Data records

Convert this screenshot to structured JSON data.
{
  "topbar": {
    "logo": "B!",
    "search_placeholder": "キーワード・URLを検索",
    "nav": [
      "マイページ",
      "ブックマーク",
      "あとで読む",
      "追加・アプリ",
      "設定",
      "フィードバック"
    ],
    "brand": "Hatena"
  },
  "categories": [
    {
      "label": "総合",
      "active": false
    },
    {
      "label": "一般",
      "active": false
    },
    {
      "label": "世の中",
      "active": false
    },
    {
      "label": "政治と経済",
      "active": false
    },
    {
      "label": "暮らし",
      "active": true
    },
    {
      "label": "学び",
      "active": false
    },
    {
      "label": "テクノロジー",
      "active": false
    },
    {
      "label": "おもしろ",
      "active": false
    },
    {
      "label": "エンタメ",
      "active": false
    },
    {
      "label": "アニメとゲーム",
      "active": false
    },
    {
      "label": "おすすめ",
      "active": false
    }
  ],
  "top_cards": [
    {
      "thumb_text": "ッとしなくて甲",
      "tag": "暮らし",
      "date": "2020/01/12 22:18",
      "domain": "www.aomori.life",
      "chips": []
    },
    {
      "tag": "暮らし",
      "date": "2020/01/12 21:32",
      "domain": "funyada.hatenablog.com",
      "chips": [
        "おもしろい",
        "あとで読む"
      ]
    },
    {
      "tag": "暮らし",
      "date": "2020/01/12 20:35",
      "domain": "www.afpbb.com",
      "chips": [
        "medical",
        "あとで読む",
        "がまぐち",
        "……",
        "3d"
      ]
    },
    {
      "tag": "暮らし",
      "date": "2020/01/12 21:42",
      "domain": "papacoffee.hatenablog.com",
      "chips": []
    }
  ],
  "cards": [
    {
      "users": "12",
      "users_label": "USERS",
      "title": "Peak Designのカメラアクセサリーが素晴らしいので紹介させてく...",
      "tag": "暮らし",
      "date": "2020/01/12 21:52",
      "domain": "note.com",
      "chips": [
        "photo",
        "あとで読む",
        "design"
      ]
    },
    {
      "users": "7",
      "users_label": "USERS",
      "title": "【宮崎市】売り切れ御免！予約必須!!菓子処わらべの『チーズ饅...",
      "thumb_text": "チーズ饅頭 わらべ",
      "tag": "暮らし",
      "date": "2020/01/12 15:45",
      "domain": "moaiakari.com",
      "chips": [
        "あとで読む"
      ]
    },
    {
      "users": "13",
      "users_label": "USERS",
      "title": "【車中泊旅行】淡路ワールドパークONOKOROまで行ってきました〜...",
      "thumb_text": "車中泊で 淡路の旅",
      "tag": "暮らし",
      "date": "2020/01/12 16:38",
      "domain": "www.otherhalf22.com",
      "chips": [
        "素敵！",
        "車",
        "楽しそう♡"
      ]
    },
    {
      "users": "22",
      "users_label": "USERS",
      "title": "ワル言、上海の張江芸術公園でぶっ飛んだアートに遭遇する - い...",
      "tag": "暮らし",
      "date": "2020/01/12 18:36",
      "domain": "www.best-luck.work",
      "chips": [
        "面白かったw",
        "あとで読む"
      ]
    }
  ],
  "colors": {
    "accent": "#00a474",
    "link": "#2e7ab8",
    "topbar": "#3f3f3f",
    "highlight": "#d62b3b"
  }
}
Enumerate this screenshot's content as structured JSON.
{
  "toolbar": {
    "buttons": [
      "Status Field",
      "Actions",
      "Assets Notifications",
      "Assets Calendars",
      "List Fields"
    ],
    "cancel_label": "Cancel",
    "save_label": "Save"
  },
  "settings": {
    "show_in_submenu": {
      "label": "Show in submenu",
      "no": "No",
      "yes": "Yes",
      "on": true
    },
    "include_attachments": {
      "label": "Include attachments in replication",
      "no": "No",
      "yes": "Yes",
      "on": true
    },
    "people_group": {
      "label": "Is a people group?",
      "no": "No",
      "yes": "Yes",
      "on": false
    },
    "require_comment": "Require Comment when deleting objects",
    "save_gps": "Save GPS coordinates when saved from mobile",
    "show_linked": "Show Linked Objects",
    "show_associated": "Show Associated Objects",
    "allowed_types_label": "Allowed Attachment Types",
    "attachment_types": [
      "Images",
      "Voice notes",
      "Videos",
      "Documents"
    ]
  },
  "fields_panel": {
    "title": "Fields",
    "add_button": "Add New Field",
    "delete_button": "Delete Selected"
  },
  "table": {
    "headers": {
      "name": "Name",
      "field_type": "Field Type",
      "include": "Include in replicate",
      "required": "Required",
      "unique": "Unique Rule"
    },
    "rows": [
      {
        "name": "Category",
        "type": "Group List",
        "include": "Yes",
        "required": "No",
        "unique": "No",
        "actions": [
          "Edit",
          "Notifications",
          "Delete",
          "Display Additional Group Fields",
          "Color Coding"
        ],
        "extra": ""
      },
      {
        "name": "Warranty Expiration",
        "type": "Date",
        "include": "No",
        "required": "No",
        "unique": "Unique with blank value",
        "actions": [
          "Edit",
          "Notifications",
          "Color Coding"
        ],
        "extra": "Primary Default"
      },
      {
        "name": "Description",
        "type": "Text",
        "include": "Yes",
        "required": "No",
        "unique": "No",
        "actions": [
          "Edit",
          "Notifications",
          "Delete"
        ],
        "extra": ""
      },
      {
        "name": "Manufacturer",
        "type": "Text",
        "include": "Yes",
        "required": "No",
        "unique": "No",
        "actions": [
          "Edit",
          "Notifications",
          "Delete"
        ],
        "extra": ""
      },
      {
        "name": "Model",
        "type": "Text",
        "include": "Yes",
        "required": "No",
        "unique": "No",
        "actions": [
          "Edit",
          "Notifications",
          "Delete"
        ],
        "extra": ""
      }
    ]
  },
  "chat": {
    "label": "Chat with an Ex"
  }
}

▸ **WHAT IS EXPECTED**
Copy out each line in the preceding records that contains "structured".

▸ **TASK ANSWER**
Convert this screenshot to structured JSON data.
Enumerate this screenshot's content as structured JSON.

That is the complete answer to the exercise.